## Excerpt from a dataset
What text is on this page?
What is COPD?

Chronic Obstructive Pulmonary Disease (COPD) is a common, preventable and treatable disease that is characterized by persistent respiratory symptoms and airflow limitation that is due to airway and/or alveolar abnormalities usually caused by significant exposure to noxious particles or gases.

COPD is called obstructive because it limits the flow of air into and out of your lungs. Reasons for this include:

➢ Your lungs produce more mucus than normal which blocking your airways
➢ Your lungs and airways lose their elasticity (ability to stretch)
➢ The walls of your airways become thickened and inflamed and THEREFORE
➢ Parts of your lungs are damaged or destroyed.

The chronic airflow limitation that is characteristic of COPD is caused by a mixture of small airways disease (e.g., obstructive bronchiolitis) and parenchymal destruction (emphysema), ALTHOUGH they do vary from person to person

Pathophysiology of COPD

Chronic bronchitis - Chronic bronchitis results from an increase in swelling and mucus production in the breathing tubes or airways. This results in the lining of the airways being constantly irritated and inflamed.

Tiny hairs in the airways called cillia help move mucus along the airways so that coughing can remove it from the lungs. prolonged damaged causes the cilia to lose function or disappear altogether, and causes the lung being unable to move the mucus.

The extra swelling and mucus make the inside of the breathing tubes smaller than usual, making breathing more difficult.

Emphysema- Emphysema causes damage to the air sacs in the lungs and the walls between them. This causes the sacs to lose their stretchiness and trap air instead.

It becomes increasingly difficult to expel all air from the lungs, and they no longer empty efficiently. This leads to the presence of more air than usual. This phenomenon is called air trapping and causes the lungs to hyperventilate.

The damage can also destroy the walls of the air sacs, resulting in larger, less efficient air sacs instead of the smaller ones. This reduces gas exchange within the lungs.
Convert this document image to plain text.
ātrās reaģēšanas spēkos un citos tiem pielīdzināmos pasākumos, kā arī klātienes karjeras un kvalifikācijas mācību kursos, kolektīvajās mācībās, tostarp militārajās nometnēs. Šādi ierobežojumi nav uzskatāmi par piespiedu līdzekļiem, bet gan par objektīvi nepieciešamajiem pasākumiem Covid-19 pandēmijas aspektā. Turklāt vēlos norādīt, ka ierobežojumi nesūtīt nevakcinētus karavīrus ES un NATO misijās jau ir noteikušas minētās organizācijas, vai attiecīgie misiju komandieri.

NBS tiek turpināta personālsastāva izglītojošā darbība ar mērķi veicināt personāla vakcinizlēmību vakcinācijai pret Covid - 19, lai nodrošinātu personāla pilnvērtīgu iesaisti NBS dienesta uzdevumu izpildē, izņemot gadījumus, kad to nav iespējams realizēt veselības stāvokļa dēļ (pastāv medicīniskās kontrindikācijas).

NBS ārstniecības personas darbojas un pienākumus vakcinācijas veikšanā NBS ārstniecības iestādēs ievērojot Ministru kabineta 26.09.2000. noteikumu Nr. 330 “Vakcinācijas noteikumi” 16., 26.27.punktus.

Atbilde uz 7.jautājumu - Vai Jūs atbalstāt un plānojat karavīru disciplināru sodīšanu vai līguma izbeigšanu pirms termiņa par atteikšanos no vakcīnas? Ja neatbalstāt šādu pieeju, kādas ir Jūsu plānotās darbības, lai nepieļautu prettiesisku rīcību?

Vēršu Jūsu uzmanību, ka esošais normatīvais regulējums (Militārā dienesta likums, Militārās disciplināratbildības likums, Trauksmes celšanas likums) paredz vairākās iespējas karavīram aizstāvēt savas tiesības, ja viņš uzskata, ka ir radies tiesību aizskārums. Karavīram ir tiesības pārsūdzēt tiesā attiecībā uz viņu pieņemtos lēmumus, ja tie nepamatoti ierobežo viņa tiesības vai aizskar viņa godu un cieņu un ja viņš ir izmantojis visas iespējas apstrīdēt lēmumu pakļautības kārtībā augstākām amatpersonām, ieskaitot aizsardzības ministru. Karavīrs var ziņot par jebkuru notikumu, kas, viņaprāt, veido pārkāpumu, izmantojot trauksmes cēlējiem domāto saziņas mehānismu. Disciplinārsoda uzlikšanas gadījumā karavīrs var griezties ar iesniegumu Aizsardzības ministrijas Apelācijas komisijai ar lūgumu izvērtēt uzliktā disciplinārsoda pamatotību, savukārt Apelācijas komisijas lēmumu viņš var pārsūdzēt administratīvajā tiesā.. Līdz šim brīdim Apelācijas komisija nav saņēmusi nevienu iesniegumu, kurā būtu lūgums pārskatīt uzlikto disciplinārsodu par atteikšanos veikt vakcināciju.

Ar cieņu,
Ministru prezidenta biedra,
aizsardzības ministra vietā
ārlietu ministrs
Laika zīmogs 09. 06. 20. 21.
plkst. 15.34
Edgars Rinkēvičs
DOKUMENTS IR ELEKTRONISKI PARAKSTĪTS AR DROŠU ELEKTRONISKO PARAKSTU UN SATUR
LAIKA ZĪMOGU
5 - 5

## Problem statement
Output the lines above verbatim and in full.

## Answer to this task
What text is on this page?
What is COPD?

Chronic Obstructive Pulmonary Disease (COPD) is a common, preventable and treatable disease that is characterized by persistent respiratory symptoms and airflow limitation that is due to airway and/or alveolar abnormalities usually caused by significant exposure to noxious particles or gases.

COPD is called obstructive because it limits the flow of air into and out of your lungs. Reasons for this include:

➢ Your lungs produce more mucus than normal which blocking your airways
➢ Your lungs and airways lose their elasticity (ability to stretch)
➢ The walls of your airways become thickened and inflamed and THEREFORE
➢ Parts of your lungs are damaged or destroyed.

The chronic airflow limitation that is characteristic of COPD is caused by a mixture of small airways disease (e.g., obstructive bronchiolitis) and parenchymal destruction (emphysema), ALTHOUGH they do vary from person to person

Pathophysiology of COPD

Chronic bronchitis - Chronic bronchitis results from an increase in swelling and mucus production in the breathing tubes or airways. This results in the lining of the airways being constantly irritated and inflamed.

Tiny hairs in the airways called cillia help move mucus along the airways so that coughing can remove it from the lungs. prolonged damaged causes the cilia to lose function or disappear altogether, and causes the lung being unable to move the mucus.

The extra swelling and mucus make the inside of the breathing tubes smaller than usual, making breathing more difficult.

Emphysema- Emphysema causes damage to the air sacs in the lungs and the walls between them. This causes the sacs to lose their stretchiness and trap air instead.

It becomes increasingly difficult to expel all air from the lungs, and they no longer empty efficiently. This leads to the presence of more air than usual. This phenomenon is called air trapping and causes the lungs to hyperventilate.

The damage can also destroy the walls of the air sacs, resulting in larger, less efficient air sacs instead of the smaller ones. This reduces gas exchange within the lungs.
Convert this document image to plain text.
ātrās reaģēšanas spēkos un citos tiem pielīdzināmos pasākumos, kā arī klātienes karjeras un kvalifikācijas mācību kursos, kolektīvajās mācībās, tostarp militārajās nometnēs. Šādi ierobežojumi nav uzskatāmi par piespiedu līdzekļiem, bet gan par objektīvi nepieciešamajiem pasākumiem Covid-19 pandēmijas aspektā. Turklāt vēlos norādīt, ka ierobežojumi nesūtīt nevakcinētus karavīrus ES un NATO misijās jau ir noteikušas minētās organizācijas, vai attiecīgie misiju komandieri.

NBS tiek turpināta personālsastāva izglītojošā darbība ar mērķi veicināt personāla vakcinizlēmību vakcinācijai pret Covid - 19, lai nodrošinātu personāla pilnvērtīgu iesaisti NBS dienesta uzdevumu izpildē, izņemot gadījumus, kad to nav iespējams realizēt veselības stāvokļa dēļ (pastāv medicīniskās kontrindikācijas).

NBS ārstniecības personas darbojas un pienākumus vakcinācijas veikšanā NBS ārstniecības iestādēs ievērojot Ministru kabineta 26.09.2000. noteikumu Nr. 330 “Vakcinācijas noteikumi” 16., 26.27.punktus.

Atbilde uz 7.jautājumu - Vai Jūs atbalstāt un plānojat karavīru disciplināru sodīšanu vai līguma izbeigšanu pirms termiņa par atteikšanos no vakcīnas? Ja neatbalstāt šādu pieeju, kādas ir Jūsu plānotās darbības, lai nepieļautu prettiesisku rīcību?

Vēršu Jūsu uzmanību, ka esošais normatīvais regulējums (Militārā dienesta likums, Militārās disciplināratbildības likums, Trauksmes celšanas likums) paredz vairākās iespējas karavīram aizstāvēt savas tiesības, ja viņš uzskata, ka ir radies tiesību aizskārums. Karavīram ir tiesības pārsūdzēt tiesā attiecībā uz viņu pieņemtos lēmumus, ja tie nepamatoti ierobežo viņa tiesības vai aizskar viņa godu un cieņu un ja viņš ir izmantojis visas iespējas apstrīdēt lēmumu pakļautības kārtībā augstākām amatpersonām, ieskaitot aizsardzības ministru. Karavīrs var ziņot par jebkuru notikumu, kas, viņaprāt, veido pārkāpumu, izmantojot trauksmes cēlējiem domāto saziņas mehānismu. Disciplinārsoda uzlikšanas gadījumā karavīrs var griezties ar iesniegumu Aizsardzības ministrijas Apelācijas komisijai ar lūgumu izvērtēt uzliktā disciplinārsoda pamatotību, savukārt Apelācijas komisijas lēmumu viņš var pārsūdzēt administratīvajā tiesā.. Līdz šim brīdim Apelācijas komisija nav saņēmusi nevienu iesniegumu, kurā būtu lūgums pārskatīt uzlikto disciplinārsodu par atteikšanos veikt vakcināciju.

Ar cieņu,
Ministru prezidenta biedra,
aizsardzības ministra vietā
ārlietu ministrs
Laika zīmogs 09. 06. 20. 21.
plkst. 15.34
Edgars Rinkēvičs
DOKUMENTS IR ELEKTRONISKI PARAKSTĪTS AR DROŠU ELEKTRONISKO PARAKSTU UN SATUR
LAIKA ZĪMOGU
5 - 5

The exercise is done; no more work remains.